Passage shown:
• Entertainment

True Detective, Louie, and the Limits of TV Auteurism

5 minute read

I come here not to bury True Detective season 2. It did a good enough job of that by itself. The season ended much as it began, in a purple-prose haze of portent, masculine agony and confusion. It had too much plot and too little story; its murder mystery was so convoluted and foggy that, paradoxically, the show felt formless, like a string of long, unrelated audition monologues one after another. For eight episodes it turned and spun, like a driver on one of its complex California highway interchanges, circling and circling and never finding the right exit.

But True Detective will likely be back anyway. The ratings were still good by HBO standards, and the network has stood behind it, and creator Nic Pizzolatto, publicly. So we, and the network, might as well focus on what would make True Detective season 3 become something more than a source of funny Internet memes.

Simply: Nic Pizzolatto needs help.

True Detective is the logical progression, and most conspicuous failure, of something that has in many ways been good for television: the auteur principle of TV, the idea that a great series can and should be the expression of a single artist’s vision, like an author’s or (after a similar idea took hold in film) a movie director’s.

TVis historically a collaborative medium, because it has to be: there are too many moving parts and too many hours to fill for anyone to do it all. But the idea of the author-driven series has been growing in TV for decades, with network creators like Steven Bochco or David E. Kelley making series that–while they employed a lot of creative talent–spoke with a certain, distinctive voice. It grew in the late 1990s and 2000s, as writers like The Sopranos‘ David Chase and Mad Men‘s Matthew Weiner became celebrated as artists, organizing their shows around a single vision and intention. But even they had teams of writers: there were only so many superwriters like Aaron Sorkin and David Milch who either wrote or significantly rewrote nearly every script.

Pizzolatto, an author by background, was of that latter school, and that made season one of True Detective what it was, for better and worse. (Well, partly it did: you can’t underestimate the breathtaking directing of Cary Fukunaga.) That first season had definite weaknesses–it overdid the writerly monologues and suffered from flat characters, especially the women–but it sounded like nothing else, rich and haunting. Pizzolatto was using noir fiction the way detective writers did, as the greasy-spoon plate on which to serve an existentialist main course.

Tasks:
[1] Answer these from the True Detective article.
(a) For how many episodes did season 2 turn and spin?
(b) Which two network creators are named as making series that spoke with a distinctive voice?
(c) Whose directing of season one is called breathtaking?
[2] From the True Detective article, lift everything from "Pizzolatto, an author" down to "existentialist main course.", copied word for word.
Rely only on the True Detective article for what comes next.

Supplied material:
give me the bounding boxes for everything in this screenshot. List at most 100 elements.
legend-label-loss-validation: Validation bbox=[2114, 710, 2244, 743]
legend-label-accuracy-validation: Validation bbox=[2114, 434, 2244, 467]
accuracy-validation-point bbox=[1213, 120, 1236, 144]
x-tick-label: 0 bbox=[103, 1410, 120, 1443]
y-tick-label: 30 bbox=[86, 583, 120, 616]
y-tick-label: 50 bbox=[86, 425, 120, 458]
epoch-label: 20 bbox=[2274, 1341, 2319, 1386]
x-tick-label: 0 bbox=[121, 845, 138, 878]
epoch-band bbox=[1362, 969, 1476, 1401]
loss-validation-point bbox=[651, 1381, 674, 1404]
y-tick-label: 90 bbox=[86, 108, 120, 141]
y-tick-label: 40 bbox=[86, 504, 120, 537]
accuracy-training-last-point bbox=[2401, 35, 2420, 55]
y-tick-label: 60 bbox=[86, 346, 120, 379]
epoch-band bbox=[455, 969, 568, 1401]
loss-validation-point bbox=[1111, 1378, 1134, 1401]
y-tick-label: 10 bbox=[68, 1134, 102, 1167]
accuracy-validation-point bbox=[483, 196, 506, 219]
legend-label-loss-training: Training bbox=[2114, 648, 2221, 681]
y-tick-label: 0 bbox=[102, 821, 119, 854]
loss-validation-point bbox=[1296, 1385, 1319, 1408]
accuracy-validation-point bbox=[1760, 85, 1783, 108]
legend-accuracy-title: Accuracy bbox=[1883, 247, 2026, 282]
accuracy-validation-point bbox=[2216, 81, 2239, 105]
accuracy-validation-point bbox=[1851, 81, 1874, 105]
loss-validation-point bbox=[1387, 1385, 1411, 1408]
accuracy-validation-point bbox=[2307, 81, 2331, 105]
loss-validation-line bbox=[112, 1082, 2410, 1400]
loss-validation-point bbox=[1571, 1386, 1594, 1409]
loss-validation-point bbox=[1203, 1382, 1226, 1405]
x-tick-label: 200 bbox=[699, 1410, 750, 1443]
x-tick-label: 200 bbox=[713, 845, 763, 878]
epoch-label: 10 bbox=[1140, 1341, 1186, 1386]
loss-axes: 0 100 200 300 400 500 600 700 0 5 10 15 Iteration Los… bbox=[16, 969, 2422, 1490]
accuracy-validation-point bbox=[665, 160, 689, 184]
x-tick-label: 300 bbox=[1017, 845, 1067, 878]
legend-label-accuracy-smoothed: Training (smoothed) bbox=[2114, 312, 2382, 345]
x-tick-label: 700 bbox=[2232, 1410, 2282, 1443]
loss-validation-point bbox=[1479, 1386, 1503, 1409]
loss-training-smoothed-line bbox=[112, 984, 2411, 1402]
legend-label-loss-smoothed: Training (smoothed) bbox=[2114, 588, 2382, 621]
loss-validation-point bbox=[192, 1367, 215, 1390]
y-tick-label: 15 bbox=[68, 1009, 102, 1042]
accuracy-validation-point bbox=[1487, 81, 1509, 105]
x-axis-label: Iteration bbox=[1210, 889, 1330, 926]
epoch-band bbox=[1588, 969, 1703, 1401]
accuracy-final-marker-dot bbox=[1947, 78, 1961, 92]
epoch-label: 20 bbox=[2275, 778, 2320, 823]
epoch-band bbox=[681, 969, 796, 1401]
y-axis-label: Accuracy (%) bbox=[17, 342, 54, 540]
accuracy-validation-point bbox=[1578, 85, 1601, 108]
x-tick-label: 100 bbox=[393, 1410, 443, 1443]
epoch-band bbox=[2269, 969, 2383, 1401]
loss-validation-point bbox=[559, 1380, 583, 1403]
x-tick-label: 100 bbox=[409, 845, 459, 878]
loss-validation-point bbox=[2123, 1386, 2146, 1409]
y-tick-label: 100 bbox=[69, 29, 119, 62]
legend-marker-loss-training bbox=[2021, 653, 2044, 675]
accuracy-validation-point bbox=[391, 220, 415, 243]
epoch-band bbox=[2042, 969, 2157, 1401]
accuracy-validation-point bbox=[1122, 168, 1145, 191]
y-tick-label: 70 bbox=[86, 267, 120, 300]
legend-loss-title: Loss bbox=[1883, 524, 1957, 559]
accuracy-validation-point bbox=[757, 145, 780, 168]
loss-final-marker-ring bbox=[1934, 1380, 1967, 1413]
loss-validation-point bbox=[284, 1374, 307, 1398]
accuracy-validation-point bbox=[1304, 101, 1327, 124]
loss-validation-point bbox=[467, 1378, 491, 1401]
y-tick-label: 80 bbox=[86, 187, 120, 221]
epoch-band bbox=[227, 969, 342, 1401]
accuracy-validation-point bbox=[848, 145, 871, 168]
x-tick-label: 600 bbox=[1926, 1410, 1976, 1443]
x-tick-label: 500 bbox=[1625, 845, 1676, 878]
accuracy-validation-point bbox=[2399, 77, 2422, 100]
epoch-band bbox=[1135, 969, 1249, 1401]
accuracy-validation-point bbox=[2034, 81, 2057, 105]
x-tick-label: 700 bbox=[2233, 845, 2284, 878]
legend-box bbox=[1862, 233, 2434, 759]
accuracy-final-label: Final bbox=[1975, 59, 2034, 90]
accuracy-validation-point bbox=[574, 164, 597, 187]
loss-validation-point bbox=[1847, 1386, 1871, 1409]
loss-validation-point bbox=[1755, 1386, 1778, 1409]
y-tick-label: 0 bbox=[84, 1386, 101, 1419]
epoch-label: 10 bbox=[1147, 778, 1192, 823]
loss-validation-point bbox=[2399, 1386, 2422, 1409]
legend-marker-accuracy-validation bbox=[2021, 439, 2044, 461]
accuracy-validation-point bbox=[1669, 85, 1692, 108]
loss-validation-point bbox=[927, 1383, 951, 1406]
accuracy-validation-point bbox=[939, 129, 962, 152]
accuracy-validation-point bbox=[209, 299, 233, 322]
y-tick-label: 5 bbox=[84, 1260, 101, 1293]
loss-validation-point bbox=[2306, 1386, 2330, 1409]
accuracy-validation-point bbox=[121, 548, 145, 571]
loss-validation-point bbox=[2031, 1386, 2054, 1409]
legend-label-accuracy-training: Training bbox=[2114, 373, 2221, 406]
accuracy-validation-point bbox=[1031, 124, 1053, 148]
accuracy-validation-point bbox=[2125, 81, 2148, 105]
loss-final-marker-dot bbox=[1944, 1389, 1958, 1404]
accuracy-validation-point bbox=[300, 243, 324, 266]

Responses per task:
[1]
(a) Eight
(b) Steven Bochco and David E. Kelley
(c) Cary Fukunaga

[2]
Pizzolatto, an author by background, was of that latter school, and that made season one of True Detective what it was, for better and worse. (Well, partly it did: you can’t underestimate the breathtaking directing of Cary Fukunaga.) That first season had definite weaknesses–it overdid the writerly monologues and suffered from flat characters, especially the women–but it sounded like nothing else, rich and haunting. Pizzolatto was using noir fiction the way detective writers did, as the greasy-spoon plate on which to serve an existentialist main course.